■ About this exercise ■
Your job is to copy the lines from the material that include "Atypical".

■ Available data ■
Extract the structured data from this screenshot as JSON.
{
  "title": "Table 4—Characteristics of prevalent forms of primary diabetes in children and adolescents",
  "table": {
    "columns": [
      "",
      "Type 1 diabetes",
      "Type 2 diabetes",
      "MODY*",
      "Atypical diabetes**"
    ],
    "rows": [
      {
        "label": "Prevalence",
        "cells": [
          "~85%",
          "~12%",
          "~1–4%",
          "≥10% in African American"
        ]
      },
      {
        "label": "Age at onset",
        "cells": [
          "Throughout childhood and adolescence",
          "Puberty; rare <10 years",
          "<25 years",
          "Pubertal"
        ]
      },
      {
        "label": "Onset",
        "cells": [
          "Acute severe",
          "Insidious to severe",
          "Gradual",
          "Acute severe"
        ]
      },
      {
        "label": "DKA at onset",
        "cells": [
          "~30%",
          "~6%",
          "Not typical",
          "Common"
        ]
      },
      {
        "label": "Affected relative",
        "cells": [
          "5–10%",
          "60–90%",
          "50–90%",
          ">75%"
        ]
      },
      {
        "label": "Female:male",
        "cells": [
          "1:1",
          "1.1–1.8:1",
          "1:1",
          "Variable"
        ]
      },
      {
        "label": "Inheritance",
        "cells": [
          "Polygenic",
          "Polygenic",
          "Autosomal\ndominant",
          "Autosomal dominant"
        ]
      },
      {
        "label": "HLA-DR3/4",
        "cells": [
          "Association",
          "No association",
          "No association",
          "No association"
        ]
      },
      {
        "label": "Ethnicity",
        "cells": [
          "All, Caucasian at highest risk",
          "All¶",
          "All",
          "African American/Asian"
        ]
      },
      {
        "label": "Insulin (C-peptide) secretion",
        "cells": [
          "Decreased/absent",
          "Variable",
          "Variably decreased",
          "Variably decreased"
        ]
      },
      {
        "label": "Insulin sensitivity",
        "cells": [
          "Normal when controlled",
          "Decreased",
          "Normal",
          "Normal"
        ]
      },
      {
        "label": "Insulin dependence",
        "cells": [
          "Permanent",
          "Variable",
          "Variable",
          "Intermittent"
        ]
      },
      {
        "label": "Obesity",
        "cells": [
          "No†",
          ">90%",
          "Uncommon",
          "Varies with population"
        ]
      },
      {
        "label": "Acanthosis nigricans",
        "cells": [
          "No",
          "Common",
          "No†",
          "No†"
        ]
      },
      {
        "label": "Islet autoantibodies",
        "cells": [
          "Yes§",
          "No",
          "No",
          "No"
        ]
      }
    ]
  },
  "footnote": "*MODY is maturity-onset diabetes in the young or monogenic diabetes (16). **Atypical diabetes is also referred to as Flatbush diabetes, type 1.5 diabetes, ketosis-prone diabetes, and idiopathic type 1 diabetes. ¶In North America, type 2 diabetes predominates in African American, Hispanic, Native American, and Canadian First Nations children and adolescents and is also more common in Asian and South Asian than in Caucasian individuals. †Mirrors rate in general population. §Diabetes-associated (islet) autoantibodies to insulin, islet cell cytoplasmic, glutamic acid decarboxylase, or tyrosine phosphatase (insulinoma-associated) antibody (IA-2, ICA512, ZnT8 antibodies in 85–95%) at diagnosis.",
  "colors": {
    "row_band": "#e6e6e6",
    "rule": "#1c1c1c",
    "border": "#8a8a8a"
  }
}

■ Written response ■
      "Atypical diabetes**"
  "footnote": "*MODY is maturity-onset diabetes in the young or monogenic diabetes (16). **Atypical diabetes is also referred to as Flatbush diabetes, type 1.5 diabetes, ketosis-prone diabetes, and idiopathic type 1 diabetes. ¶In North America, type 2 diabetes predominates in African American, Hispanic, Native American, and Canadian First Nations children and adolescents and is also more common in Asian and South Asian than in Caucasian individuals. †Mirrors rate in general population. §Diabetes-associated (islet) autoantibodies to insulin, islet cell cytoplasmic, glutamic acid decarboxylase, or tyrosine phosphatase (insulinoma-associated) antibody (IA-2, ICA512, ZnT8 antibodies in 85–95%) at diagnosis.",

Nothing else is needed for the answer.